Objective:
Look through the lines below and extract any with the word "title".

Dataset records:
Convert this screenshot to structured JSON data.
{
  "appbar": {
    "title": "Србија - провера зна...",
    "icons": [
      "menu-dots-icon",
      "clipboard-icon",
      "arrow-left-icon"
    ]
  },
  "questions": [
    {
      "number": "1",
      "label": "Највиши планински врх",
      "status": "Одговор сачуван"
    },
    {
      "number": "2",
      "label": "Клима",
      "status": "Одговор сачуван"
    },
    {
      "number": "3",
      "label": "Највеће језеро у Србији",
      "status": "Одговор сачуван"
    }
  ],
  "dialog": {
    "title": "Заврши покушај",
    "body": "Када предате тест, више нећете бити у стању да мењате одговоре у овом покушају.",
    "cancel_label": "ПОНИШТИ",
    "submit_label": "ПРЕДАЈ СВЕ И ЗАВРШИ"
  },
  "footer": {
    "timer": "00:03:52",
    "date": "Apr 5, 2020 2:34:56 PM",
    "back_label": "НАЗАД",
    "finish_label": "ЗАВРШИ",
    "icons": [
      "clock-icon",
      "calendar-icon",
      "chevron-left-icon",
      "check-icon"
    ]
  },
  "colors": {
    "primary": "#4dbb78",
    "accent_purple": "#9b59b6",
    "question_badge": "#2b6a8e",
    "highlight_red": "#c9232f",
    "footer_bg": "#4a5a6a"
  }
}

* * *

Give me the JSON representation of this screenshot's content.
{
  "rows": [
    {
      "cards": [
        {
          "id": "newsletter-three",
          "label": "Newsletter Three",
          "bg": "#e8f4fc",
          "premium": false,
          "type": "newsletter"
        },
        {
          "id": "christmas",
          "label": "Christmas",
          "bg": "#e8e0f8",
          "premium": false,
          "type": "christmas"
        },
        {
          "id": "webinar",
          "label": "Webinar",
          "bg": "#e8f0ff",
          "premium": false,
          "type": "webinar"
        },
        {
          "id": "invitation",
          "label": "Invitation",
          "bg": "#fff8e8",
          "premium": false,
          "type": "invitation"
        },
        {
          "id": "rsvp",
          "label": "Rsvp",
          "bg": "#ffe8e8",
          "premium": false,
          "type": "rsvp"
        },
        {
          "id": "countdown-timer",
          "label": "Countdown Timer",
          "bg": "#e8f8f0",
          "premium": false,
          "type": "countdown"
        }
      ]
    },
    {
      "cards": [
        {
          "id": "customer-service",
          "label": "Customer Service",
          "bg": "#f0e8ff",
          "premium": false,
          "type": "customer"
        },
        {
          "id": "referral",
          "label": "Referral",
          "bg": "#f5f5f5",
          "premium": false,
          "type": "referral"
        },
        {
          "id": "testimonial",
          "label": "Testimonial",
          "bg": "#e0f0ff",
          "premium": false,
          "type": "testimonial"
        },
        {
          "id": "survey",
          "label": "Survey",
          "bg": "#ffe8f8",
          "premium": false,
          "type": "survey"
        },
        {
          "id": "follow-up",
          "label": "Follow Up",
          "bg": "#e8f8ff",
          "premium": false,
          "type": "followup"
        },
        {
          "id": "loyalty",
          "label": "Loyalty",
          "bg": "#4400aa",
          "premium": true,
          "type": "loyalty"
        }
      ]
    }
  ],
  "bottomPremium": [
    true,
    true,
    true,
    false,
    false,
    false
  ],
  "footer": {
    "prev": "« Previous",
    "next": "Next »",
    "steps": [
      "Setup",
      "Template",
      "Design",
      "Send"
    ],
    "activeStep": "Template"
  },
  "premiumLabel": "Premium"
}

Task result:
    "title": "Србија - провера зна...",
    "title": "Заврши покушај",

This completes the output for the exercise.